*Do this*:
From the records below, copy every line that contains the word "name".

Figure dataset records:
──────
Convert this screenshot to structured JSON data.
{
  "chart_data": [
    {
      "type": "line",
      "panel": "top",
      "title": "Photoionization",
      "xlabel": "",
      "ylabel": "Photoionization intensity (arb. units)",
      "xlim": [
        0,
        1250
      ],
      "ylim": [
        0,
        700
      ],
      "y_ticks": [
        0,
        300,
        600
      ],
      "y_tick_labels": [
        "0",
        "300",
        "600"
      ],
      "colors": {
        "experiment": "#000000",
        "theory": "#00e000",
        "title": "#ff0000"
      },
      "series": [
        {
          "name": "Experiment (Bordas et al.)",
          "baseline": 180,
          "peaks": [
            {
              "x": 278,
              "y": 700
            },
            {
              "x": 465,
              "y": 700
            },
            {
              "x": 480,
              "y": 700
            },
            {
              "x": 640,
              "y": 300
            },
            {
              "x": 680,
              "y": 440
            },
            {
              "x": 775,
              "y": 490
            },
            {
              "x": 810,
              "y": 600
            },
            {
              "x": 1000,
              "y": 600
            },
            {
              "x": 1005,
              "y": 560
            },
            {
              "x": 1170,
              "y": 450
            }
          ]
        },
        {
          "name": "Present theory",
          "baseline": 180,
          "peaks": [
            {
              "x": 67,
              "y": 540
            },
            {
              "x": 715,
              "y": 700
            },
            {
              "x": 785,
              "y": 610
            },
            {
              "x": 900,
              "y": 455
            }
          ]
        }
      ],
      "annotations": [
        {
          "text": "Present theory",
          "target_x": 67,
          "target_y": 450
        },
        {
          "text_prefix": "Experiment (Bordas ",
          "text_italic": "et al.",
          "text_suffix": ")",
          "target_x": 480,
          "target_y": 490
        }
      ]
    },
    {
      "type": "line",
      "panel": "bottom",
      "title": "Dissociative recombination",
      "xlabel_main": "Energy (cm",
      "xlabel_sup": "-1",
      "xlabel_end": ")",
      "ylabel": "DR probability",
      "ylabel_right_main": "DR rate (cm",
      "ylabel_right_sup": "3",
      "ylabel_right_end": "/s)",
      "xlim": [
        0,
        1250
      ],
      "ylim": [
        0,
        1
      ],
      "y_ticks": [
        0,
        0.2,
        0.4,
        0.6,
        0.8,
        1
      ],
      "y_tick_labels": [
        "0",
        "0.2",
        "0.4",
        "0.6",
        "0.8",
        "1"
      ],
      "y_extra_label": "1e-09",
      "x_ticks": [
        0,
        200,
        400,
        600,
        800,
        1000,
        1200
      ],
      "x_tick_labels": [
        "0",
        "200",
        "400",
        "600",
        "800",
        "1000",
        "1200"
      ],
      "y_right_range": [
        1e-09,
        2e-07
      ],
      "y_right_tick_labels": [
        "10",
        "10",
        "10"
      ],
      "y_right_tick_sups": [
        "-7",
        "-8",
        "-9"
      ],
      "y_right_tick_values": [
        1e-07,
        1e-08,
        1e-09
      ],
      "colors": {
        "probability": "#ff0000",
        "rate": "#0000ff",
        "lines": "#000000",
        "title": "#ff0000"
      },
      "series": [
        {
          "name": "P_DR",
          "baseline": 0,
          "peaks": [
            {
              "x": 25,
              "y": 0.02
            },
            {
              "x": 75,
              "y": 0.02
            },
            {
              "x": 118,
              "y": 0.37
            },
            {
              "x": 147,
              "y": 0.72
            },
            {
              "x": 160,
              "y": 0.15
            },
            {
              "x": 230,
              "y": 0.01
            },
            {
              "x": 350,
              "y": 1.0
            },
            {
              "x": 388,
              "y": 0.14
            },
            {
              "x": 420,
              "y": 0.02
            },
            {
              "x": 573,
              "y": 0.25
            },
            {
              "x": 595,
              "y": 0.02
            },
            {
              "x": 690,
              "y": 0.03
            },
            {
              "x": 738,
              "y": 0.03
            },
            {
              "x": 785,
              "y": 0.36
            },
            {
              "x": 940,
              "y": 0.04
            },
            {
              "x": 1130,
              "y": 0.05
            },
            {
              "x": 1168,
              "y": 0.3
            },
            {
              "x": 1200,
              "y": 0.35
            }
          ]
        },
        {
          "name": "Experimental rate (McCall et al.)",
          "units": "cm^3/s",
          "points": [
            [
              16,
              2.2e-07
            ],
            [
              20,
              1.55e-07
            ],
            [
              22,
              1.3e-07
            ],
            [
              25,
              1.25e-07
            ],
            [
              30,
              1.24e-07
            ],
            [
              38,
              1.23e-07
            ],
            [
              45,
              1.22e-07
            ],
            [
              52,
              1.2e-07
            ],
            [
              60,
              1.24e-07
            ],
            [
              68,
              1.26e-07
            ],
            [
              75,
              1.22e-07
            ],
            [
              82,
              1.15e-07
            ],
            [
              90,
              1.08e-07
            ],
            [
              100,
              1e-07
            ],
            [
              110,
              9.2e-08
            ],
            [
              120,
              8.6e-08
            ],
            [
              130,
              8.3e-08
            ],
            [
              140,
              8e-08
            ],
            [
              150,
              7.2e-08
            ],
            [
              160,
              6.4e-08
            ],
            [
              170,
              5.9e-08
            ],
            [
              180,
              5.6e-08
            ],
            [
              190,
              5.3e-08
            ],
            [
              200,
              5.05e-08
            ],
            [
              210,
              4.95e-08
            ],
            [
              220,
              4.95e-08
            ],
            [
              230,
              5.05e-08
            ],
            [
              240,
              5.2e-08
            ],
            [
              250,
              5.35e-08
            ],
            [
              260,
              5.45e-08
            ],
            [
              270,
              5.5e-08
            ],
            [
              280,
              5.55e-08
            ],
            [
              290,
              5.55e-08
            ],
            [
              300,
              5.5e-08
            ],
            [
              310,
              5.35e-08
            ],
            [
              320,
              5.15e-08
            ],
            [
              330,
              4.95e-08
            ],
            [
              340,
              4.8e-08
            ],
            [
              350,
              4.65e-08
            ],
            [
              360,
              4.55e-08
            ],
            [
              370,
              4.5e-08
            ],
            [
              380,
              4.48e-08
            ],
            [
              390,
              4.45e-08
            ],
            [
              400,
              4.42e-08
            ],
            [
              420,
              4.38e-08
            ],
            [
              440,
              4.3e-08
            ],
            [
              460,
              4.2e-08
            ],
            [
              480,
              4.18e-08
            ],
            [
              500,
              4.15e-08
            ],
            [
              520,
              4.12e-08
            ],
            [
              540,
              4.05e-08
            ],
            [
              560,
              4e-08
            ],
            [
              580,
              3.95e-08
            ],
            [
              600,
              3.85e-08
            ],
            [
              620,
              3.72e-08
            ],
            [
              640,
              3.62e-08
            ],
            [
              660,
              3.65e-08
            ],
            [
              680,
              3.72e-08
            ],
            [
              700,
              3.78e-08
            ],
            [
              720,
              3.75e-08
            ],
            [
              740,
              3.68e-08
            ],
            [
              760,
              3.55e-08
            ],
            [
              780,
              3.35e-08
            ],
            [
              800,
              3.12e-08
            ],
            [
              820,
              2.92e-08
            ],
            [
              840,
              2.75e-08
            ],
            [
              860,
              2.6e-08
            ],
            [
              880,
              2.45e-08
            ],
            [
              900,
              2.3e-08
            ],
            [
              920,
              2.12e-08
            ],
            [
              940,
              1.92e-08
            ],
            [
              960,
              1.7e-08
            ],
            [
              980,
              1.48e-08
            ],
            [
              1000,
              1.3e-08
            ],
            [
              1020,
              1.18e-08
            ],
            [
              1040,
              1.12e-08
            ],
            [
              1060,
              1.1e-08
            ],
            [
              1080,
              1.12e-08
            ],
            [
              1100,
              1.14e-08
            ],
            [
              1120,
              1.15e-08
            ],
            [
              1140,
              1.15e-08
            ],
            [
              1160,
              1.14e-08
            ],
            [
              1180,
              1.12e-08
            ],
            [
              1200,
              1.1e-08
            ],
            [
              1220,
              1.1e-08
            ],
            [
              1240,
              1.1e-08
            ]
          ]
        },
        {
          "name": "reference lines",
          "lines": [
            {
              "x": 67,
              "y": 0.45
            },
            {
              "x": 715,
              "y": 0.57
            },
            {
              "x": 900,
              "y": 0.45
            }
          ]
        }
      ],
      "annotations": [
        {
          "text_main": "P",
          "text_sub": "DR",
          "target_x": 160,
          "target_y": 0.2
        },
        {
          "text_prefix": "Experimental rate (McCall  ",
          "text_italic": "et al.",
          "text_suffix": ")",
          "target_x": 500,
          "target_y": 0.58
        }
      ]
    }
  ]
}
──────
*In response*:
          "name": "Experiment (Bordas et al.)",
          "name": "Present theory",
          "name": "P_DR",
          "name": "Experimental rate (McCall et al.)",
          "name": "reference lines",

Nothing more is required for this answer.